[Stated exercise]:
Format every line of the data below as a JSON list of strings, one string per line, omitting blank lines.

[Supplied records]:
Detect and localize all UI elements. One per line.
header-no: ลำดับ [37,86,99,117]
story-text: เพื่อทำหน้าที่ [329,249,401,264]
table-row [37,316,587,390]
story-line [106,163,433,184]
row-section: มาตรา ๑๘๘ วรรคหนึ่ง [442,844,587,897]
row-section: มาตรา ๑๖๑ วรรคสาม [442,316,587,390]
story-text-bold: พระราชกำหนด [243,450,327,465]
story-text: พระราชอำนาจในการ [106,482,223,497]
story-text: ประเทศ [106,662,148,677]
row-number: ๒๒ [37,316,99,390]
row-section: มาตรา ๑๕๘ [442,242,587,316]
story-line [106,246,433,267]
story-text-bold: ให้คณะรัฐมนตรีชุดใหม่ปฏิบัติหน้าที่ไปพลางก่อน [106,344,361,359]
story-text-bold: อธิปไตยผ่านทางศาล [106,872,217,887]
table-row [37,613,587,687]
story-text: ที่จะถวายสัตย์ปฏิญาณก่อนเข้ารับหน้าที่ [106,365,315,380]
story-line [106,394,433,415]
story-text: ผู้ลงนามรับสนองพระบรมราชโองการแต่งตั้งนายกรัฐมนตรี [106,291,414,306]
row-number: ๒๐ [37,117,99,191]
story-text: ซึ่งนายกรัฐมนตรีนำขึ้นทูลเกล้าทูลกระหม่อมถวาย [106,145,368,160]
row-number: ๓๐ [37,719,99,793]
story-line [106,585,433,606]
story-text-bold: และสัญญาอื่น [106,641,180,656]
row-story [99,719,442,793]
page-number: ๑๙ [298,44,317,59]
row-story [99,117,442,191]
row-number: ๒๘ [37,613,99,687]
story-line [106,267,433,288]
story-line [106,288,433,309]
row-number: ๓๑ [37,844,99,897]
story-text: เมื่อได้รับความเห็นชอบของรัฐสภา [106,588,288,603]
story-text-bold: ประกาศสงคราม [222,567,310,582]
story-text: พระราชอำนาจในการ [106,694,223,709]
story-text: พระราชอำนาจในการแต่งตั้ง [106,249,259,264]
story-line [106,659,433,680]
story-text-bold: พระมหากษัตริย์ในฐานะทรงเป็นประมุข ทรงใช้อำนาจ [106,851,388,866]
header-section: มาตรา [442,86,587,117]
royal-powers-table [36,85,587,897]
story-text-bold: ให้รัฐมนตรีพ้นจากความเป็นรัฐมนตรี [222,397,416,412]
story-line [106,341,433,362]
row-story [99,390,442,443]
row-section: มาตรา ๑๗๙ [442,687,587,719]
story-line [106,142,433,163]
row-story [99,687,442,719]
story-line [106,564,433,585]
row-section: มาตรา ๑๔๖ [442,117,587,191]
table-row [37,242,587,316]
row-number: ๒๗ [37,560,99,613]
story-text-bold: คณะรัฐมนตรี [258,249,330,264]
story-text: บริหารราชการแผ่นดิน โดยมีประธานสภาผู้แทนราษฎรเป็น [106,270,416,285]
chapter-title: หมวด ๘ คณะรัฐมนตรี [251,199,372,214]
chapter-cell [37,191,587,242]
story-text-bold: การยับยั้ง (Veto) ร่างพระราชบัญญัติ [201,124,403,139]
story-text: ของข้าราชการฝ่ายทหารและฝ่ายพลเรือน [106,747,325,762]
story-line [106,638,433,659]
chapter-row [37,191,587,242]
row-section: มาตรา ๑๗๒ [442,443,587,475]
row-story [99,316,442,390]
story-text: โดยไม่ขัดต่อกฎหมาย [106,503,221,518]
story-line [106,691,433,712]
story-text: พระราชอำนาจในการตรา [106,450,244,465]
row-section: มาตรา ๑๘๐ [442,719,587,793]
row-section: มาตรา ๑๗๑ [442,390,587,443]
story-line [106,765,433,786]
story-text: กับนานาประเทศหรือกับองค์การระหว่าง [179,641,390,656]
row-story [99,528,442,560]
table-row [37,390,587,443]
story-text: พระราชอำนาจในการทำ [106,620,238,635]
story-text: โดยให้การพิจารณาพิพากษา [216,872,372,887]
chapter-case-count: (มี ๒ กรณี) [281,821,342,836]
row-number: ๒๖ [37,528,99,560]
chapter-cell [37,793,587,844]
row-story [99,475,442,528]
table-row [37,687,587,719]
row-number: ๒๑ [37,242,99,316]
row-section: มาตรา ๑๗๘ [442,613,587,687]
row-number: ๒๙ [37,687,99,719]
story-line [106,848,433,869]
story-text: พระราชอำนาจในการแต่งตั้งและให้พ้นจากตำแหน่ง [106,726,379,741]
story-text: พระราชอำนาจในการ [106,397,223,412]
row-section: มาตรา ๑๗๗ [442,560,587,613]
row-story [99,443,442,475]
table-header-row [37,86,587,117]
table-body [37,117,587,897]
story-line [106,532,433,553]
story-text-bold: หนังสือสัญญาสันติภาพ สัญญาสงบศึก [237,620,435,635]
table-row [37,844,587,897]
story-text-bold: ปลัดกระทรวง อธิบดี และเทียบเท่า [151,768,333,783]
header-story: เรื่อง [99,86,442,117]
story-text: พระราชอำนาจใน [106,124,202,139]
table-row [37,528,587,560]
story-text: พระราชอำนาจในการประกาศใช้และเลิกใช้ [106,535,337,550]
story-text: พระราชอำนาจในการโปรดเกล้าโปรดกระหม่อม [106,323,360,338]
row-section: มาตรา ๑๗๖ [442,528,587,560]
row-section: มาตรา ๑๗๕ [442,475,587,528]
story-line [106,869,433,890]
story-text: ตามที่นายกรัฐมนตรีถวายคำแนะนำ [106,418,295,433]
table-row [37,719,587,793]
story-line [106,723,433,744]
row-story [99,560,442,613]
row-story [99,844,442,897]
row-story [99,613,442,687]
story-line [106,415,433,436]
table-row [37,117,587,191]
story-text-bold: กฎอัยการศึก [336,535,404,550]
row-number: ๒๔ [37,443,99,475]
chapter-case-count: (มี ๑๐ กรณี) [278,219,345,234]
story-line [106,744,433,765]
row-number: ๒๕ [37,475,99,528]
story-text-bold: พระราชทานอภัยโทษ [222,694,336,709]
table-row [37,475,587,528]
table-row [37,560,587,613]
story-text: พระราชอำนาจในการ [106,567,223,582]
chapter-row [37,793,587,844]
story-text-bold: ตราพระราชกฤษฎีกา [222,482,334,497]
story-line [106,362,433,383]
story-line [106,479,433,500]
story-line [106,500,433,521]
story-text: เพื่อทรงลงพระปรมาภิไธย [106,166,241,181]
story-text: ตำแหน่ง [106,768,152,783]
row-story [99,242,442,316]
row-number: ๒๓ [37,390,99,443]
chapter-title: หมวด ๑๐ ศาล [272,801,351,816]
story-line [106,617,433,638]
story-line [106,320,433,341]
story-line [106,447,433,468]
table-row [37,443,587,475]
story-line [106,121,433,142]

[Exercise output]:
[
  "Detect and localize all UI elements. One per line.",
  "header-no: ลำดับ [37,86,99,117]",
  "story-text: เพื่อทำหน้าที่ [329,249,401,264]",
  "table-row [37,316,587,390]",
  "story-line [106,163,433,184]",
  "row-section: มาตรา ๑๘๘ วรรคหนึ่ง [442,844,587,897]",
  "row-section: มาตรา ๑๖๑ วรรคสาม [442,316,587,390]",
  "story-text-bold: พระราชกำหนด [243,450,327,465]",
  "story-text: พระราชอำนาจในการ [106,482,223,497]",
  "story-text: ประเทศ [106,662,148,677]",
  "row-number: ๒๒ [37,316,99,390]",
  "row-section: มาตรา ๑๕๘ [442,242,587,316]",
  "story-line [106,246,433,267]",
  "story-text-bold: ให้คณะรัฐมนตรีชุดใหม่ปฏิบัติหน้าที่ไปพลางก่อน [106,344,361,359]",
  "story-text-bold: อธิปไตยผ่านทางศาล [106,872,217,887]",
  "table-row [37,613,587,687]",
  "story-text: ที่จะถวายสัตย์ปฏิญาณก่อนเข้ารับหน้าที่ [106,365,315,380]",
  "story-line [106,394,433,415]",
  "story-text: ผู้ลงนามรับสนองพระบรมราชโองการแต่งตั้งนายกรัฐมนตรี [106,291,414,306]",
  "row-number: ๒๐ [37,117,99,191]",
  "story-text: ซึ่งนายกรัฐมนตรีนำขึ้นทูลเกล้าทูลกระหม่อมถวาย [106,145,368,160]",
  "row-number: ๓๐ [37,719,99,793]",
  "story-line [106,585,433,606]",
  "story-text-bold: และสัญญาอื่น [106,641,180,656]",
  "row-story [99,719,442,793]",
  "page-number: ๑๙ [298,44,317,59]",
  "row-story [99,117,442,191]",
  "row-number: ๒๘ [37,613,99,687]",
  "story-line [106,267,433,288]",
  "story-line [106,288,433,309]",
  "row-number: ๓๑ [37,844,99,897]",
  "story-text: เมื่อได้รับความเห็นชอบของรัฐสภา [106,588,288,603]",
  "story-text-bold: ประกาศสงคราม [222,567,310,582]",
  "story-text: พระราชอำนาจในการ [106,694,223,709]",
  "story-text: พระราชอำนาจในการแต่งตั้ง [106,249,259,264]",
  "story-line [106,659,433,680]",
  "story-text-bold: พระมหากษัตริย์ในฐานะทรงเป็นประมุข ทรงใช้อำนาจ [106,851,388,866]",
  "header-section: มาตรา [442,86,587,117]",
  "royal-powers-table [36,85,587,897]",
  "story-text-bold: ให้รัฐมนตรีพ้นจากความเป็นรัฐมนตรี [222,397,416,412]",
  "story-line [106,341,433,362]",
  "row-story [99,390,442,443]",
  "row-section: มาตรา ๑๗๙ [442,687,587,719]",
  "story-line [106,142,433,163]",
  "row-story [99,687,442,719]",
  "story-line [106,564,433,585]",
  "row-section: มาตรา ๑๔๖ [442,117,587,191]",
  "table-row [37,242,587,316]",
  "row-number: ๒๗ [37,560,99,613]",
  "story-text-bold: คณะรัฐมนตรี [258,249,330,264]",
  "story-text: บริหารราชการแผ่นดิน โดยมีประธานสภาผู้แทนราษฎรเป็น [106,270,416,285]",
  "chapter-title: หมวด ๘ คณะรัฐมนตรี [251,199,372,214]",
  "chapter-cell [37,191,587,242]",
  "story-text-bold: การยับยั้ง (Veto) ร่างพระราชบัญญัติ [201,124,403,139]",
  "story-text: ของข้าราชการฝ่ายทหารและฝ่ายพลเรือน [106,747,325,762]",
  "story-line [106,638,433,659]",
  "chapter-row [37,191,587,242]",
  "row-section: มาตรา ๑๗๒ [442,443,587,475]",
  "row-story [99,316,442,390]",
  "story-text: โดยไม่ขัดต่อกฎหมาย [106,503,221,518]",
  "story-line [106,691,433,712]",
  "story-text: พระราชอำนาจในการตรา [106,450,244,465]",
  "row-section: มาตรา ๑๘๐ [442,719,587,793]",
  "row-section: มาตรา ๑๗๑ [442,390,587,443]",
  "story-line [106,765,433,786]",
  "story-text: กับนานาประเทศหรือกับองค์การระหว่าง [179,641,390,656]",
  "row-story [99,528,442,560]",
  "table-row [37,390,587,443]",
  "story-text: พระราชอำนาจในการทำ [106,620,238,635]",
  "story-text: โดยให้การพิจารณาพิพากษา [216,872,372,887]",
  "chapter-case-count: (มี ๒ กรณี) [281,821,342,836]",
  "row-number: ๒๖ [37,528,99,560]",
  "chapter-cell [37,793,587,844]",
  "row-story [99,475,442,528]",
  "table-row [37,687,587,719]",
  "row-number: ๒๑ [37,242,99,316]",
  "row-section: มาตรา ๑๗๘ [442,613,587,687]",
  "row-number: ๒๙ [37,687,99,719]",
  "story-line [106,848,433,869]",
  "story-text: พระราชอำนาจในการแต่งตั้งและให้พ้นจากตำแหน่ง [106,726,379,741]",
  "story-text: พระราชอำนาจในการ [106,397,223,412]",
  "row-section: มาตรา ๑๗๗ [442,560,587,613]",
  "row-story [99,443,442,475]",
  "table-header-row [37,86,587,117]",
  "table-body [37,117,587,897]",
  "story-line [106,532,433,553]",
  "story-text-bold: หนังสือสัญญาสันติภาพ สัญญาสงบศึก [237,620,435,635]",
  "table-row [37,844,587,897]",
  "story-text-bold: ปลัดกระทรวง อธิบดี และเทียบเท่า [151,768,333,783]",
  "header-story: เรื่อง [99,86,442,117]",
  "story-text: พระราชอำนาจใน [106,124,202,139]",
  "table-row [37,528,587,560]",
  "story-text: พระราชอำนาจในการประกาศใช้และเลิกใช้ [106,535,337,550]",
  "story-text: พระราชอำนาจในการโปรดเกล้าโปรดกระหม่อม [106,323,360,338]",
  "row-section: มาตรา ๑๗๖ [442,528,587,560]",
  "row-section: มาตรา ๑๗๕ [442,475,587,528]",
  "story-line [106,869,433,890]",
  "story-text: ตามที่นายกรัฐมนตรีถวายคำแนะนำ [106,418,295,433]",
  "table-row [37,719,587,793]",
  "story-line [106,723,433,744]",
  "row-story [99,560,442,613]",
  "row-story [99,844,442,897]",
  "row-story [99,613,442,687]",
  "story-line [106,415,433,436]",
  "table-row [37,117,587,191]",
  "story-text-bold: กฎอัยการศึก [336,535,404,550]",
  "row-number: ๒๔ [37,443,99,475]",
  "chapter-case-count: (มี ๑๐ กรณี) [278,219,345,234]",
  "story-line [106,744,433,765]",
  "row-number: ๒๕ [37,475,99,528]",
  "story-text-bold: พระราชทานอภัยโทษ [222,694,336,709]",
  "table-row [37,475,587,528]",
  "table-row [37,560,587,613]",
  "story-text: พระราชอำนาจในการ [106,567,223,582]",
  "chapter-row [37,793,587,844]",
  "story-text-bold: ตราพระราชกฤษฎีกา [222,482,334,497]",
  "story-line [106,362,433,383]",
  "story-line [106,479,433,500]",
  "story-line [106,500,433,521]",
  "story-text: เพื่อทรงลงพระปรมาภิไธย [106,166,241,181]",
  "story-text: ตำแหน่ง [106,768,152,783]",
  "row-story [99,242,442,316]",
  "row-number: ๒๓ [37,390,99,443]",
  "chapter-title: หมวด ๑๐ ศาล [272,801,351,816]",
  "story-line [106,617,433,638]",
  "story-line [106,320,433,341]",
  "story-line [106,447,433,468]",
  "table-row [37,443,587,475]",
  "story-line [106,121,433,142]"
]